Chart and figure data
----------

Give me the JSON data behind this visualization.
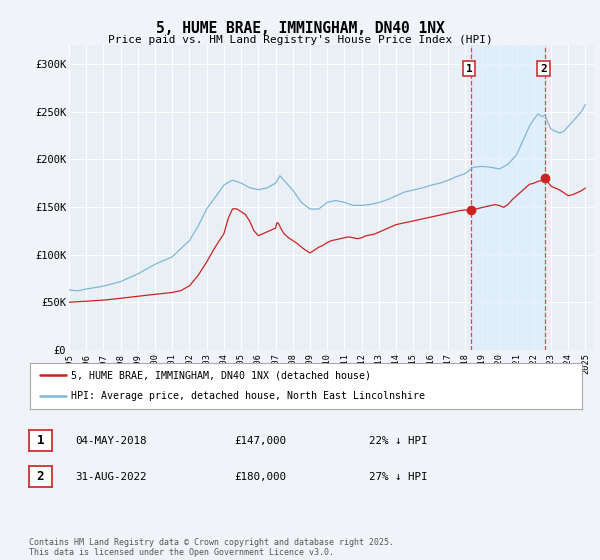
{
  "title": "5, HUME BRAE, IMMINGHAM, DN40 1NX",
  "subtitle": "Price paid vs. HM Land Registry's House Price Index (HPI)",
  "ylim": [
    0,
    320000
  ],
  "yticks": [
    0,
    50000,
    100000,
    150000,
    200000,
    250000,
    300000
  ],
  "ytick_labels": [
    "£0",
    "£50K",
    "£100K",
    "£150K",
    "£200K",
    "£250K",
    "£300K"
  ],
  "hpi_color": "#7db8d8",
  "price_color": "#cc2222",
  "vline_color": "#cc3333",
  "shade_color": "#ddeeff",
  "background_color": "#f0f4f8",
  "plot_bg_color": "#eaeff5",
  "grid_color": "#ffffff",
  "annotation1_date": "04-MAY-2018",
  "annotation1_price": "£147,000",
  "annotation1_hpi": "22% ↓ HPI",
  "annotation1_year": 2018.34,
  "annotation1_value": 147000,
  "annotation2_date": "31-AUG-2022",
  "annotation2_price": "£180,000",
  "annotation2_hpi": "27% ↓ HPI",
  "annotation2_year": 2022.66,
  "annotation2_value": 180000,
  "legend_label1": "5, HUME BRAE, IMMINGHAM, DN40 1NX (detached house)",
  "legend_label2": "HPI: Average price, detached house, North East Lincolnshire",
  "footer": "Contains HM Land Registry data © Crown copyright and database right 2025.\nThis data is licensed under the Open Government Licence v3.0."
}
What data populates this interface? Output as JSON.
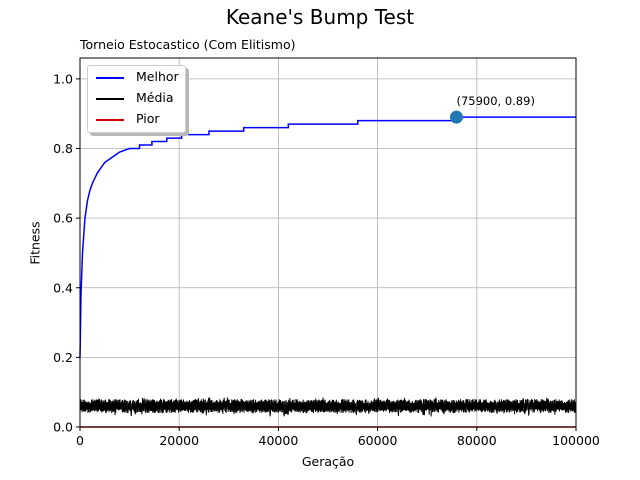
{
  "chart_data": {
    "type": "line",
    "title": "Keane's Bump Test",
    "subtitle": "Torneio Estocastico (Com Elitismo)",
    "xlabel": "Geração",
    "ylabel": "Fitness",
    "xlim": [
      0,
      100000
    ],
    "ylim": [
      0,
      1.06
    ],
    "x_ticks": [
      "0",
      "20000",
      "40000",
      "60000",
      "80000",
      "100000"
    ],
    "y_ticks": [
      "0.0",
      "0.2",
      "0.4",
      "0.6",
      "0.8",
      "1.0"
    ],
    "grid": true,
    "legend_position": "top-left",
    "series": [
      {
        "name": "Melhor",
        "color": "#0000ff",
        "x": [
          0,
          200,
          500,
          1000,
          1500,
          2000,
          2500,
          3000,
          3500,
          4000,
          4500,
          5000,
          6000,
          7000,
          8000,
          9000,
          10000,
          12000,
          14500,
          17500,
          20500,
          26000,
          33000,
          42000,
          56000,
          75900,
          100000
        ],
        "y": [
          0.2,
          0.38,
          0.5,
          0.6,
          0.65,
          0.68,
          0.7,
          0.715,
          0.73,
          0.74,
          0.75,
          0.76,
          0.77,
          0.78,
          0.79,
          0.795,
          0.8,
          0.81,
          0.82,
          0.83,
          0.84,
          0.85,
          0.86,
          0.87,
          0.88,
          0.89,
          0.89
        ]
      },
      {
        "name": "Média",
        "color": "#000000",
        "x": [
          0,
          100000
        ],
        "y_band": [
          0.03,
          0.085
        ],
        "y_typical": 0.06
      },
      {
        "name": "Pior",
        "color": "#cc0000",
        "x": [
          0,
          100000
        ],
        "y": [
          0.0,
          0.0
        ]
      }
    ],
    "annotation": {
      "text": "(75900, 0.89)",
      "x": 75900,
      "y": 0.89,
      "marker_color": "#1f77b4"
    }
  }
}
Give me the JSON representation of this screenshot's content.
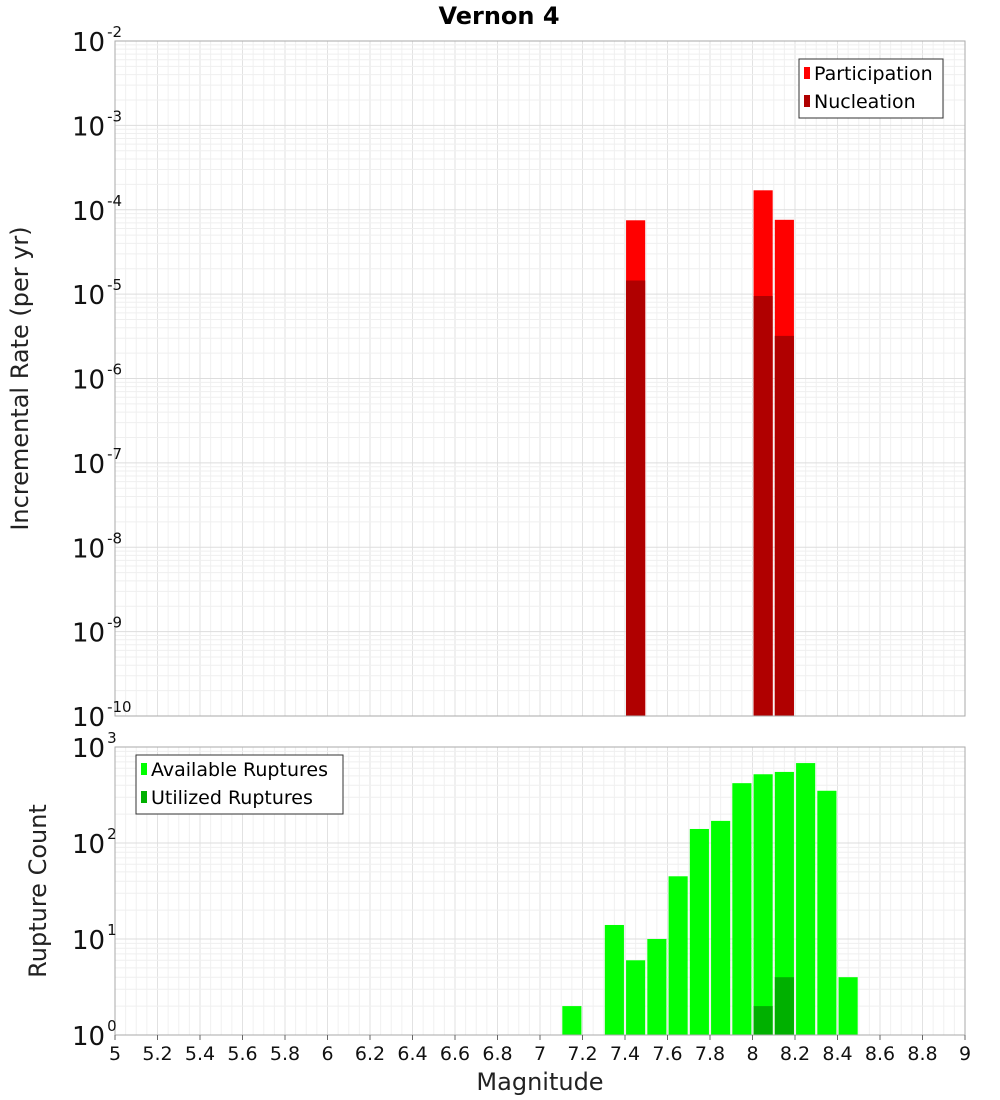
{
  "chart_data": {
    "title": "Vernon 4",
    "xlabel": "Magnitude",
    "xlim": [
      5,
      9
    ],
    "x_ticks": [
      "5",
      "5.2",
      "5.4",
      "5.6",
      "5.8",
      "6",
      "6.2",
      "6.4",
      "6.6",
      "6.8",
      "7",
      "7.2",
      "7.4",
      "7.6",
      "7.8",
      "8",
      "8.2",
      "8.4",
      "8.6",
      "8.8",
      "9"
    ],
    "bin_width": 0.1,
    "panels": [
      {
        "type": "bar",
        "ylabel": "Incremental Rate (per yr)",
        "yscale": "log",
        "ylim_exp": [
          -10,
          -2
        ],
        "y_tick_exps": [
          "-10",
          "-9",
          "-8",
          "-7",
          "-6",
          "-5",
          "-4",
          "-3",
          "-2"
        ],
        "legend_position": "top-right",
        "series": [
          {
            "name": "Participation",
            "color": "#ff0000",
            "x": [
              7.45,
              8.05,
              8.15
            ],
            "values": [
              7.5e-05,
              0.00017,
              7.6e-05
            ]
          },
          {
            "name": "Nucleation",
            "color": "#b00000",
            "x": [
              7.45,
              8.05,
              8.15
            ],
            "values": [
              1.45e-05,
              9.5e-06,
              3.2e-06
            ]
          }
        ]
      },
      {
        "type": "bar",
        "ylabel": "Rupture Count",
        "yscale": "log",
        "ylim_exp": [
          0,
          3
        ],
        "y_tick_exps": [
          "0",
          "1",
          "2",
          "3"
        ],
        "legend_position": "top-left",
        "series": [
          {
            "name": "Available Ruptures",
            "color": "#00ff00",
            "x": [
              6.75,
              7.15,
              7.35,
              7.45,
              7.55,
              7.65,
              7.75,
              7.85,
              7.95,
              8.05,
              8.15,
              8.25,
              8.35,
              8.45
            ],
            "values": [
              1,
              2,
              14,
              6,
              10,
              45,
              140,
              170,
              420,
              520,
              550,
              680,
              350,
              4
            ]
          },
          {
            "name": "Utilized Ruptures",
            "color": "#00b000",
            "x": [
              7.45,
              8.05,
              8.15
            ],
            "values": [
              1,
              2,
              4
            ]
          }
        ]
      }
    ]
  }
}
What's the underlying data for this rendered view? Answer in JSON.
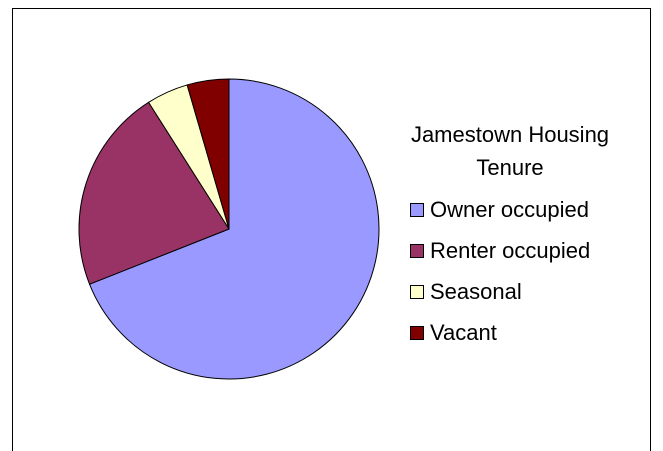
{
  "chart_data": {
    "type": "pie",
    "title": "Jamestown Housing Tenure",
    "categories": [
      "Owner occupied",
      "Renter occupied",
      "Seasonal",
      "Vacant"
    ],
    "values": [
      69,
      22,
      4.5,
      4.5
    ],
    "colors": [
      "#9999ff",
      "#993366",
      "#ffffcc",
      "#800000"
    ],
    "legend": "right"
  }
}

----------

WHAT TO WORK ON: Nothing but the lines from the line containing "What's the underlying" through the last line of the records above is to be extracted, exactly and with no pictures.

THE OUTPUT:
What's the underlying data for this rendered view? Answer in JSON.
{
  "chart_data": {
    "type": "pie",
    "title": "Jamestown Housing Tenure",
    "categories": [
      "Owner occupied",
      "Renter occupied",
      "Seasonal",
      "Vacant"
    ],
    "values": [
      69,
      22,
      4.5,
      4.5
    ],
    "colors": [
      "#9999ff",
      "#993366",
      "#ffffcc",
      "#800000"
    ],
    "legend": "right"
  }
}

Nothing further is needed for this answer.